Task instructions: Return all lines that include the string "color".

Given entries:

........

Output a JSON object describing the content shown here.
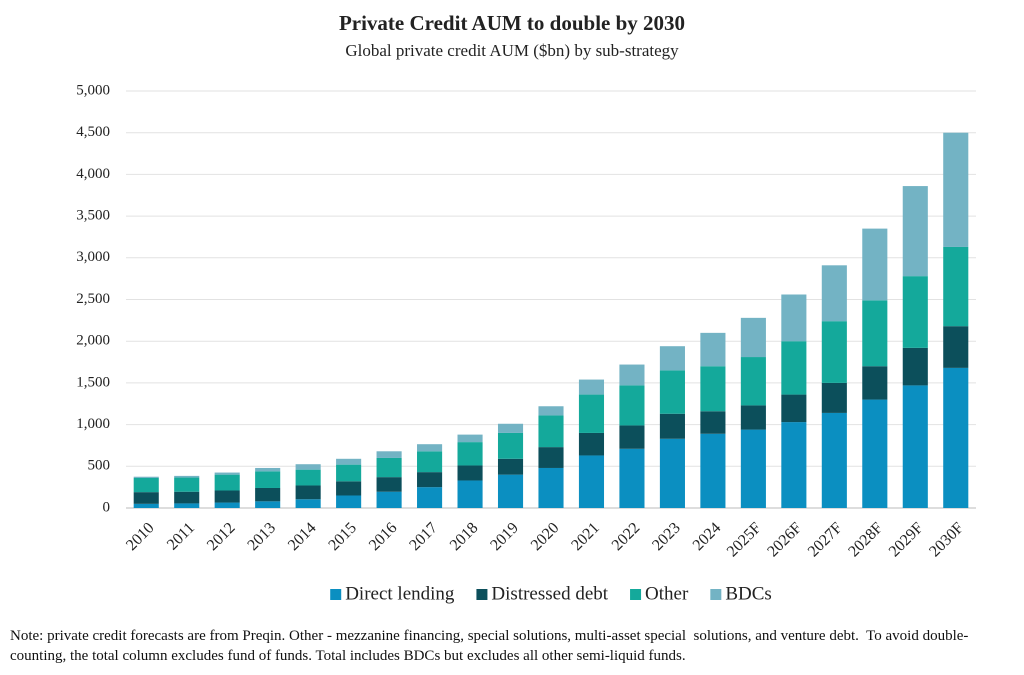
{
  "chart_data": {
    "type": "stacked_bar",
    "title": "Private Credit AUM to double by 2030",
    "subtitle": "Global private credit AUM ($bn) by sub-strategy",
    "categories": [
      "2010",
      "2011",
      "2012",
      "2013",
      "2014",
      "2015",
      "2016",
      "2017",
      "2018",
      "2019",
      "2020",
      "2021",
      "2022",
      "2023",
      "2024",
      "2025F",
      "2026F",
      "2027F",
      "2028F",
      "2029F",
      "2030F"
    ],
    "series": [
      {
        "name": "Direct lending",
        "color": "#0b8fc1",
        "values": [
          50,
          55,
          65,
          80,
          105,
          150,
          195,
          250,
          330,
          400,
          480,
          630,
          710,
          830,
          890,
          940,
          1030,
          1140,
          1300,
          1470,
          1680
        ]
      },
      {
        "name": "Distressed debt",
        "color": "#0c4f5b",
        "values": [
          140,
          140,
          145,
          160,
          165,
          170,
          175,
          180,
          180,
          190,
          250,
          270,
          280,
          300,
          270,
          290,
          330,
          360,
          400,
          450,
          500
        ]
      },
      {
        "name": "Other",
        "color": "#14a99b",
        "values": [
          170,
          170,
          190,
          200,
          190,
          200,
          230,
          250,
          280,
          310,
          380,
          460,
          480,
          520,
          540,
          580,
          640,
          740,
          790,
          860,
          950
        ]
      },
      {
        "name": "BDCs",
        "color": "#73b3c4",
        "values": [
          15,
          20,
          25,
          40,
          65,
          70,
          80,
          85,
          90,
          110,
          110,
          180,
          250,
          290,
          400,
          470,
          560,
          670,
          860,
          1080,
          1370
        ]
      }
    ],
    "ylim": [
      0,
      5000
    ],
    "yticks": [
      0,
      {
        "value": 500,
        "label": "500"
      },
      {
        "value": 1000,
        "label": "1,000"
      },
      {
        "value": 1500,
        "label": "1,500"
      },
      {
        "value": 2000,
        "label": "2,000"
      },
      {
        "value": 2500,
        "label": "2,500"
      },
      {
        "value": 3000,
        "label": "3,000"
      },
      {
        "value": 3500,
        "label": "3,500"
      },
      {
        "value": 4000,
        "label": "4,000"
      },
      {
        "value": 4500,
        "label": "4,500"
      },
      {
        "value": 5000,
        "label": "5,000"
      }
    ],
    "grid": true,
    "legend": "bottom",
    "note": "Note: private credit forecasts are from Preqin. Other - mezzanine financing, special solutions, multi-asset special  solutions, and venture debt.  To avoid double-counting, the total column excludes fund of funds. Total includes BDCs but excludes all other semi-liquid funds."
  }
}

........

Exercise response:
        "color": "#0b8fc1",
        "color": "#0c4f5b",
        "color": "#14a99b",
        "color": "#73b3c4",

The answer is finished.